- WHAT THE EXERCISE ASKS -
Retype the material that follows, keeping every word as it is.
---
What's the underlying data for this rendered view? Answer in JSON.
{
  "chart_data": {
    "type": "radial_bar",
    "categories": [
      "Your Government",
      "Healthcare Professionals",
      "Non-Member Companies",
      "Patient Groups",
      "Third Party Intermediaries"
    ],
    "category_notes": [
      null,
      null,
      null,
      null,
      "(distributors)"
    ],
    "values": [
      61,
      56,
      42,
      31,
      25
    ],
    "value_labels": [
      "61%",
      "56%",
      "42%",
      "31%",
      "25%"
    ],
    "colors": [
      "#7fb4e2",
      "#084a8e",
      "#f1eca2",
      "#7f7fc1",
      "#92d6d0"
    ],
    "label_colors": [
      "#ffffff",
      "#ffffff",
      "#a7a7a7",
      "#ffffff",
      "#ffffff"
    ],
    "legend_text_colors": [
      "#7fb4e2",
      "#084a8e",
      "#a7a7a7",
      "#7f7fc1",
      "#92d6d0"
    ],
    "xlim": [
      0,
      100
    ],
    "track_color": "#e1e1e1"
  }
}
---
- RESULT -
What's the underlying data for this rendered view? Answer in JSON.
{
  "chart_data": {
    "type": "radial_bar",
    "categories": [
      "Your Government",
      "Healthcare Professionals",
      "Non-Member Companies",
      "Patient Groups",
      "Third Party Intermediaries"
    ],
    "category_notes": [
      null,
      null,
      null,
      null,
      "(distributors)"
    ],
    "values": [
      61,
      56,
      42,
      31,
      25
    ],
    "value_labels": [
      "61%",
      "56%",
      "42%",
      "31%",
      "25%"
    ],
    "colors": [
      "#7fb4e2",
      "#084a8e",
      "#f1eca2",
      "#7f7fc1",
      "#92d6d0"
    ],
    "label_colors": [
      "#ffffff",
      "#ffffff",
      "#a7a7a7",
      "#ffffff",
      "#ffffff"
    ],
    "legend_text_colors": [
      "#7fb4e2",
      "#084a8e",
      "#a7a7a7",
      "#7f7fc1",
      "#92d6d0"
    ],
    "xlim": [
      0,
      100
    ],
    "track_color": "#e1e1e1"
  }
}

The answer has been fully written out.